*What the exercise asks*:
Isolate every line in the data with the string "will" and copy it.

───

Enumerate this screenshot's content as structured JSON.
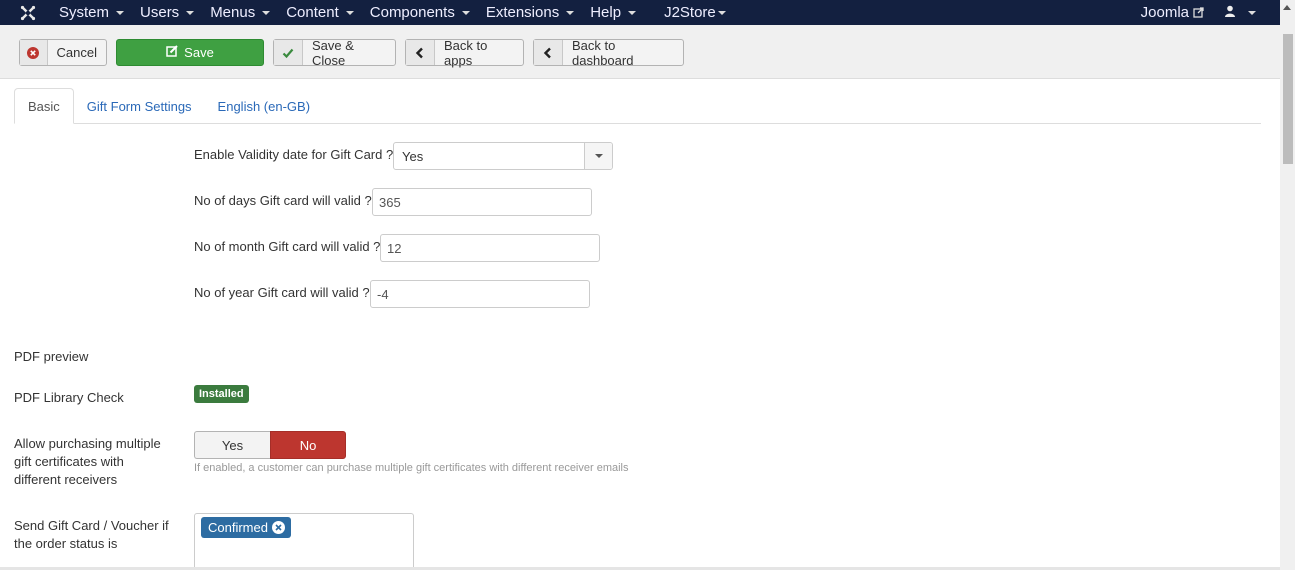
{
  "navbar": {
    "logo_icon": "joomla-logo-icon",
    "menus": [
      {
        "label": "System"
      },
      {
        "label": "Users"
      },
      {
        "label": "Menus"
      },
      {
        "label": "Content"
      },
      {
        "label": "Components"
      },
      {
        "label": "Extensions"
      },
      {
        "label": "Help"
      }
    ],
    "j2store_label": "J2Store",
    "site_link_label": "Joomla",
    "site_link_icon": "external-link-icon",
    "user_icon": "user-icon"
  },
  "toolbar": {
    "cancel_label": "Cancel",
    "save_label": "Save",
    "save_close_label": "Save & Close",
    "back_apps_label": "Back to apps",
    "back_dashboard_label": "Back to dashboard"
  },
  "tabs": [
    {
      "label": "Basic",
      "active": true
    },
    {
      "label": "Gift Form Settings",
      "active": false
    },
    {
      "label": "English (en-GB)",
      "active": false
    }
  ],
  "form": {
    "validity": {
      "label": "Enable Validity date for Gift Card ?",
      "value": "Yes"
    },
    "days": {
      "label": "No of days Gift card will valid ?",
      "value": "365"
    },
    "months": {
      "label": "No of month Gift card will valid ?",
      "value": "12"
    },
    "years": {
      "label": "No of year Gift card will valid ?",
      "value": "-4"
    },
    "pdf_preview": {
      "label": "PDF preview"
    },
    "pdf_library": {
      "label": "PDF Library Check",
      "status": "Installed",
      "status_color": "#3b7b3e"
    },
    "multiple_receivers": {
      "label_lines": [
        "Allow purchasing multiple",
        "gift certificates with",
        "different receivers"
      ],
      "options": [
        "Yes",
        "No"
      ],
      "selected": "No",
      "help": "If enabled, a customer can purchase multiple gift certificates with different receiver emails"
    },
    "order_status": {
      "label_lines": [
        "Send Gift Card / Voucher if",
        "the order status is"
      ],
      "selected_chips": [
        "Confirmed"
      ]
    }
  },
  "colors": {
    "navbar_bg": "#132040",
    "save_green": "#3fa042",
    "toggle_no_red": "#bd362f",
    "chip_blue": "#2d6ca2",
    "link_blue": "#2a69b8"
  }
}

───

*Complete answer*:
      "label": "No of days Gift card will valid ?",
      "label": "No of month Gift card will valid ?",
      "label": "No of year Gift card will valid ?",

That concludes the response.